┌──
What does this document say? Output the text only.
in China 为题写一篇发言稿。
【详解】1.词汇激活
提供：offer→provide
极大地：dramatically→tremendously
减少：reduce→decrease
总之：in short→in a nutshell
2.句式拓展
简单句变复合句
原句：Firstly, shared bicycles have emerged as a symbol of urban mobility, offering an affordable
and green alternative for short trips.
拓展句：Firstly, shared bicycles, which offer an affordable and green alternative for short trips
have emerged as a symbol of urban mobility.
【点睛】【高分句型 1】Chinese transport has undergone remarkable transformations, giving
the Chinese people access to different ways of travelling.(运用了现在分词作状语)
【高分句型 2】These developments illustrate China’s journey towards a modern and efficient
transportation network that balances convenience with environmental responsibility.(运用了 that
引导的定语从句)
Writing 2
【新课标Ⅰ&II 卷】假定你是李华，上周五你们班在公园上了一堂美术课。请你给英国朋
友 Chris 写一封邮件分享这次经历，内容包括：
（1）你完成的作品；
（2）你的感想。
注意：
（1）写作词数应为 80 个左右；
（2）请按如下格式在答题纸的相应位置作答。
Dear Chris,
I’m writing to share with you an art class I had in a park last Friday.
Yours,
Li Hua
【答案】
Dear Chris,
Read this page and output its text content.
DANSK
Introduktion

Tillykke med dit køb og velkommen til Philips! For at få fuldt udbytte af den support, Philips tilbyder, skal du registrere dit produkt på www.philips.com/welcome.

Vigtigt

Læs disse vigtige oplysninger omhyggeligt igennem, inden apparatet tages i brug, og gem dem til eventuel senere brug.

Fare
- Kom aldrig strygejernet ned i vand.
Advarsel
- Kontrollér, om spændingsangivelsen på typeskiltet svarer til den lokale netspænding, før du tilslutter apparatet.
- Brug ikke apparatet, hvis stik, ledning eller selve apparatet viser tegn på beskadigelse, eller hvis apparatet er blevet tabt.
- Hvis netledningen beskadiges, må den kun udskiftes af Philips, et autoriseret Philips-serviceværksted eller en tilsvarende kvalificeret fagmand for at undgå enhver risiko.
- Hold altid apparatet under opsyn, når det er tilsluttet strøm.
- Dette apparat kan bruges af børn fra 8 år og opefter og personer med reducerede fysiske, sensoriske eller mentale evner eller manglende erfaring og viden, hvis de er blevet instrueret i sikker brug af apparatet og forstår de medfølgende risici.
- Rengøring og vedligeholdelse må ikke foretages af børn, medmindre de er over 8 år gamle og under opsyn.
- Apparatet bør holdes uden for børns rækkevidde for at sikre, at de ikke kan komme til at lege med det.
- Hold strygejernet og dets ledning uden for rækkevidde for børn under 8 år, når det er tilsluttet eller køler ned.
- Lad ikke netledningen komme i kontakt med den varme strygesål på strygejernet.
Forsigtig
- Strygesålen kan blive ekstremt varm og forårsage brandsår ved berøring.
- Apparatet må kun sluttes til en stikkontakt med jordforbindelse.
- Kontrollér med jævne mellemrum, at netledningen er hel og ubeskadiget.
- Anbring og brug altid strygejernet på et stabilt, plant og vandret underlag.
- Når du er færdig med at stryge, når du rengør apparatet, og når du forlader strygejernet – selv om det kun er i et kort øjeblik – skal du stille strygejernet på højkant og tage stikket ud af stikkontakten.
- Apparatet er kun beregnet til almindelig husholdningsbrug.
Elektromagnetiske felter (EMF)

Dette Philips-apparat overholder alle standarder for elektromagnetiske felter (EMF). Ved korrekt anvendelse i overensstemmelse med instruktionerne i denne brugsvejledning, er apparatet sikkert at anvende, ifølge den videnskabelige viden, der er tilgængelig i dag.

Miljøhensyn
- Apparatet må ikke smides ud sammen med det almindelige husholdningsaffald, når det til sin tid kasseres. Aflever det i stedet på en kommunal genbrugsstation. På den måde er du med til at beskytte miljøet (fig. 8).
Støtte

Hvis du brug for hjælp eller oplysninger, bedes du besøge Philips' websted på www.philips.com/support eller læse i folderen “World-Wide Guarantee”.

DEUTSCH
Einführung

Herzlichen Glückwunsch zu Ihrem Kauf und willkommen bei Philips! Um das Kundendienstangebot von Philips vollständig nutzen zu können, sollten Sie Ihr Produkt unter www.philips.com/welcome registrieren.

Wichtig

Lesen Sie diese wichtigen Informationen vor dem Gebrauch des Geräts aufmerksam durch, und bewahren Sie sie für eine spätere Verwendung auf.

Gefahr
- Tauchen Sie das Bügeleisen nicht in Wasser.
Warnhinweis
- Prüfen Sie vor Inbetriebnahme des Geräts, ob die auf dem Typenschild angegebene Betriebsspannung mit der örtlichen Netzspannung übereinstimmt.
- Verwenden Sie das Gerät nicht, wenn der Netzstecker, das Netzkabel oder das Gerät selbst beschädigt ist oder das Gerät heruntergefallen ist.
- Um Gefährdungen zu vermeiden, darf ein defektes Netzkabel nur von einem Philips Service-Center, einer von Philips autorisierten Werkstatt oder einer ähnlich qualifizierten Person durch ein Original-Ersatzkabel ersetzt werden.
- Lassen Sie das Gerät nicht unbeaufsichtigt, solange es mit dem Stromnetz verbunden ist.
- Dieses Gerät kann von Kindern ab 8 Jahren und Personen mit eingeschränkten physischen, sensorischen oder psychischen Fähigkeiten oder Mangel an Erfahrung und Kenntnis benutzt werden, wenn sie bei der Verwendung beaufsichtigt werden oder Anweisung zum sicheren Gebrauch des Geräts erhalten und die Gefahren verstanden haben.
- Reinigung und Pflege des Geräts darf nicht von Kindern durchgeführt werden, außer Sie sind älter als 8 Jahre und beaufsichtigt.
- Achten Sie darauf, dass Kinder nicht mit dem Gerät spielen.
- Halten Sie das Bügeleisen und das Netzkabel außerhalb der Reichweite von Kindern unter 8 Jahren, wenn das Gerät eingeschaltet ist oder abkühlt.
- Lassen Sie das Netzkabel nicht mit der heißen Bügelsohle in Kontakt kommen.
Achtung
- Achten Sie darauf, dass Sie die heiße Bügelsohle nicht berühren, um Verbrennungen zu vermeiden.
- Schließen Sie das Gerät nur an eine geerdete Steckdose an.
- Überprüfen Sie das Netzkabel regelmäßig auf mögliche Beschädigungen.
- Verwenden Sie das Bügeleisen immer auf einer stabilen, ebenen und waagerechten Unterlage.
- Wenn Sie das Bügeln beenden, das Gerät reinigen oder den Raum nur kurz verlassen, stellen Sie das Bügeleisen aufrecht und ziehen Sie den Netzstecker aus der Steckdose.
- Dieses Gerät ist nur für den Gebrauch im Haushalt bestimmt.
└──
Exercise details: Using the data above, say how many lines include "Verwenden". No other reply is needed.

Result of this task: 2